** TASK STATEMENT **
In the listing below, locate the lines bearing the word "presso". Copy every one of them.

** RECORDS FOR THIS EXERCISE **
· · · · · · ·
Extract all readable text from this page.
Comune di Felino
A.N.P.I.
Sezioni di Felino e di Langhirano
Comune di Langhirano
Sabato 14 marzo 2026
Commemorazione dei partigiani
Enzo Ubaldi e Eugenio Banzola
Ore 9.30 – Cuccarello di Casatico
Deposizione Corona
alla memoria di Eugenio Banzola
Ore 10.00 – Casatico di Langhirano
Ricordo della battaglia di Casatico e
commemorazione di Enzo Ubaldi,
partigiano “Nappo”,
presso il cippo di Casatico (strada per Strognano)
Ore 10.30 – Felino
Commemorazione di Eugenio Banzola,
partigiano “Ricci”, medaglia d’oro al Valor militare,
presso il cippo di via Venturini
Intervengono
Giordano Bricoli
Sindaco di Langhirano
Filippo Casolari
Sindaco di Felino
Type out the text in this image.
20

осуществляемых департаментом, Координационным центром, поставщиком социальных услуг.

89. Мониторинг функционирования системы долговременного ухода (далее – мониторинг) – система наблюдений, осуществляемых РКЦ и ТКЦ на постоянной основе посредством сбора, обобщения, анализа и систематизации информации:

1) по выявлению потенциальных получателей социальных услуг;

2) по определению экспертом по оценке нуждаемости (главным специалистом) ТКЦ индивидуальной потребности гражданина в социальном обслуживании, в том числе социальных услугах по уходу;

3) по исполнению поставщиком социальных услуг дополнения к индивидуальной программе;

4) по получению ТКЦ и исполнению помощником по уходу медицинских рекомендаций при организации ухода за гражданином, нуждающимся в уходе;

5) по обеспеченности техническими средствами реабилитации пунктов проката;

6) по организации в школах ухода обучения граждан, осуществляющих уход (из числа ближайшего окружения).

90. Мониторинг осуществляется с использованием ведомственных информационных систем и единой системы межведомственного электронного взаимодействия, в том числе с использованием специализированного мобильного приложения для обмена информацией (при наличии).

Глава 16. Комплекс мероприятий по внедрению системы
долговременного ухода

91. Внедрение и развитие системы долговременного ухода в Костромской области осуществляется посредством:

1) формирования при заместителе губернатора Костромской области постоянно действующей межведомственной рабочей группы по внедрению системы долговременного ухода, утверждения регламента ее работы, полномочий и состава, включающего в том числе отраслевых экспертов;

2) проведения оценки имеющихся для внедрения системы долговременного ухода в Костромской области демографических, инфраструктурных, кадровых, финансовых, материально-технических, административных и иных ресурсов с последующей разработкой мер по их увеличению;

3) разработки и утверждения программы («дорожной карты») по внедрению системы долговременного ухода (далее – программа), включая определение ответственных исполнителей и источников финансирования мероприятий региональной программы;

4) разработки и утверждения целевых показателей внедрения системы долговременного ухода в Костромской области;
· · · · · · ·
** THE RESULT **
presso il cippo di Casatico (strada per Strognano)
presso il cippo di via Venturini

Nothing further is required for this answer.